Reproduce exactly the lines from the one that holds "Transcribe the text in this document." through the last line of the entries, both ends included, but not the pictures.

(Lines of data)
▼

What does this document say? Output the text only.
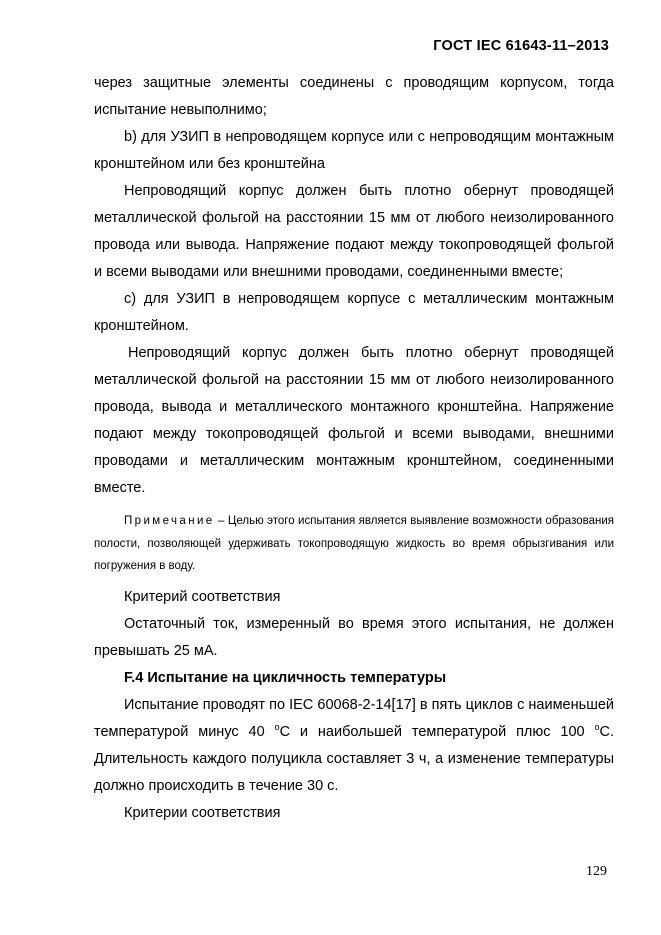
ГОСТ IEC 61643-11–2013

через защитные элементы соединены с проводящим корпусом, тогда испытание невыполнимо;

b) для УЗИП в непроводящем корпусе или с непроводящим монтажным кронштейном или без кронштейна

Непроводящий корпус должен быть плотно обернут проводящей металлической фольгой на расстоянии 15 мм от любого неизолированного провода или вывода. Напряжение подают между токопроводящей фольгой и всеми выводами или внешними проводами, соединенными вместе;

c) для УЗИП в непроводящем корпусе с металлическим монтажным кронштейном.

Непроводящий корпус должен быть плотно обернут проводящей металлической фольгой на расстоянии 15 мм от любого неизолированного провода, вывода и металлического монтажного кронштейна. Напряжение подают между токопроводящей фольгой и всеми выводами, внешними проводами и металлическим монтажным кронштейном, соединенными вместе.

Примечание – Целью этого испытания является выявление возможности образования полости, позволяющей удерживать токопроводящую жидкость во время обрызгивания или погружения в воду.

Критерий соответствия

Остаточный ток, измеренный во время этого испытания, не должен превышать 25 мА.

F.4 Испытание на цикличность температуры

Испытание проводят по IEC 60068-2-14[17] в пять циклов с наименьшей температурой минус 40 $^o$С и наибольшей температурой плюс 100 $^o$С. Длительность каждого полуцикла составляет 3 ч, а изменение температуры должно происходить в течение 30 с.

Критерии соответствия

129
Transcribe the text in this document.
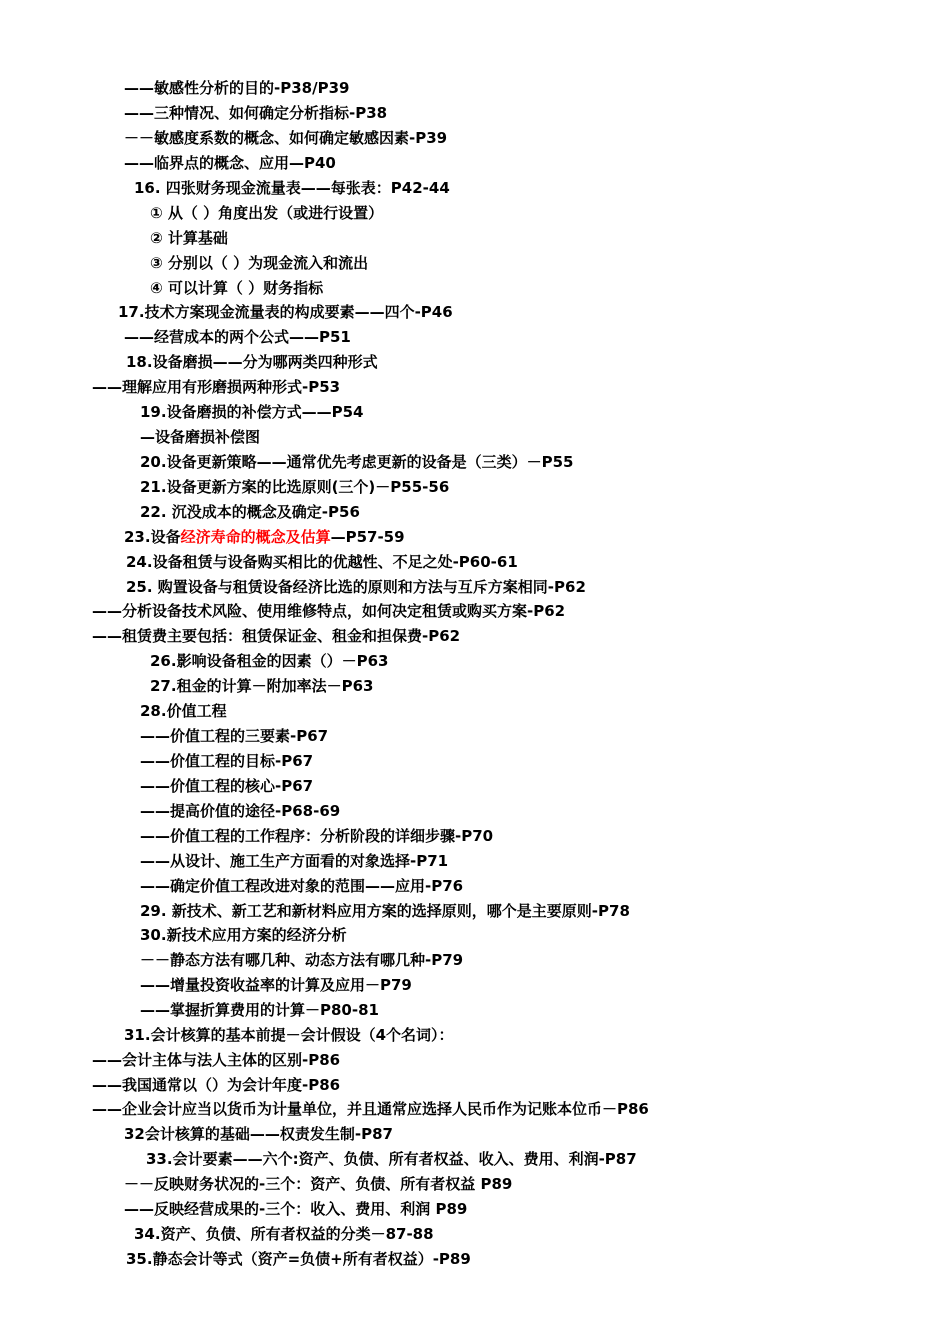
——敏感性分析的目的-P38/P39
——三种情况、如何确定分析指标-P38
－－敏感度系数的概念、如何确定敏感因素-P39
——临界点的概念、应用—P40
16. 四张财务现金流量表——每张表：P42-44
① 从（ ）角度出发（或进行设置）
② 计算基础
③ 分别以（ ）为现金流入和流出
④ 可以计算（ ）财务指标
17.技术方案现金流量表的构成要素——四个-P46
——经营成本的两个公式——P51
18.设备磨损——分为哪两类四种形式
——理解应用有形磨损两种形式-P53
19.设备磨损的补偿方式——P54
—设备磨损补偿图
20.设备更新策略——通常优先考虑更新的设备是（三类）－P55
21.设备更新方案的比选原则(三个)－P55-56
22. 沉没成本的概念及确定-P56
23.设备经济寿命的概念及估算—P57-59
24.设备租赁与设备购买相比的优越性、不足之处-P60-61
25. 购置设备与租赁设备经济比选的原则和方法与互斥方案相同-P62
——分析设备技术风险、使用维修特点，如何决定租赁或购买方案-P62
——租赁费主要包括：租赁保证金、租金和担保费-P62
26.影响设备租金的因素（）－P63
27.租金的计算－附加率法－P63
28.价值工程
——价值工程的三要素-P67
——价值工程的目标-P67
——价值工程的核心-P67
——提高价值的途径-P68-69
——价值工程的工作程序：分析阶段的详细步骤-P70
——从设计、施工生产方面看的对象选择-P71
——确定价值工程改进对象的范围——应用-P76
29. 新技术、新工艺和新材料应用方案的选择原则，哪个是主要原则-P78
30.新技术应用方案的经济分析
－－静态方法有哪几种、动态方法有哪几种-P79
——增量投资收益率的计算及应用－P79
——掌握折算费用的计算－P80-81
31.会计核算的基本前提－会计假设（4个名词）：
——会计主体与法人主体的区别-P86
——我国通常以（）为会计年度-P86
——企业会计应当以货币为计量单位，并且通常应选择人民币作为记账本位币－P86
32会计核算的基础——权责发生制-P87
33.会计要素——六个:资产、负债、所有者权益、收入、费用、利润-P87
－－反映财务状况的-三个：资产、负债、所有者权益 P89
——反映经营成果的-三个：收入、费用、利润 P89
34.资产、负债、所有者权益的分类－87-88
35.静态会计等式（资产=负债+所有者权益）-P89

▲

## COMPLETE OUTPUT
Transcribe the text in this document.
——敏感性分析的目的-P38/P39
——三种情况、如何确定分析指标-P38
－－敏感度系数的概念、如何确定敏感因素-P39
——临界点的概念、应用—P40
16. 四张财务现金流量表——每张表：P42-44
① 从（ ）角度出发（或进行设置）
② 计算基础
③ 分别以（ ）为现金流入和流出
④ 可以计算（ ）财务指标
17.技术方案现金流量表的构成要素——四个-P46
——经营成本的两个公式——P51
18.设备磨损——分为哪两类四种形式
——理解应用有形磨损两种形式-P53
19.设备磨损的补偿方式——P54
—设备磨损补偿图
20.设备更新策略——通常优先考虑更新的设备是（三类）－P55
21.设备更新方案的比选原则(三个)－P55-56
22. 沉没成本的概念及确定-P56
23.设备经济寿命的概念及估算—P57-59
24.设备租赁与设备购买相比的优越性、不足之处-P60-61
25. 购置设备与租赁设备经济比选的原则和方法与互斥方案相同-P62
——分析设备技术风险、使用维修特点，如何决定租赁或购买方案-P62
——租赁费主要包括：租赁保证金、租金和担保费-P62
26.影响设备租金的因素（）－P63
27.租金的计算－附加率法－P63
28.价值工程
——价值工程的三要素-P67
——价值工程的目标-P67
——价值工程的核心-P67
——提高价值的途径-P68-69
——价值工程的工作程序：分析阶段的详细步骤-P70
——从设计、施工生产方面看的对象选择-P71
——确定价值工程改进对象的范围——应用-P76
29. 新技术、新工艺和新材料应用方案的选择原则，哪个是主要原则-P78
30.新技术应用方案的经济分析
－－静态方法有哪几种、动态方法有哪几种-P79
——增量投资收益率的计算及应用－P79
——掌握折算费用的计算－P80-81
31.会计核算的基本前提－会计假设（4个名词）：
——会计主体与法人主体的区别-P86
——我国通常以（）为会计年度-P86
——企业会计应当以货币为计量单位，并且通常应选择人民币作为记账本位币－P86
32会计核算的基础——权责发生制-P87
33.会计要素——六个:资产、负债、所有者权益、收入、费用、利润-P87
－－反映财务状况的-三个：资产、负债、所有者权益 P89
——反映经营成果的-三个：收入、费用、利润 P89
34.资产、负债、所有者权益的分类－87-88
35.静态会计等式（资产=负债+所有者权益）-P89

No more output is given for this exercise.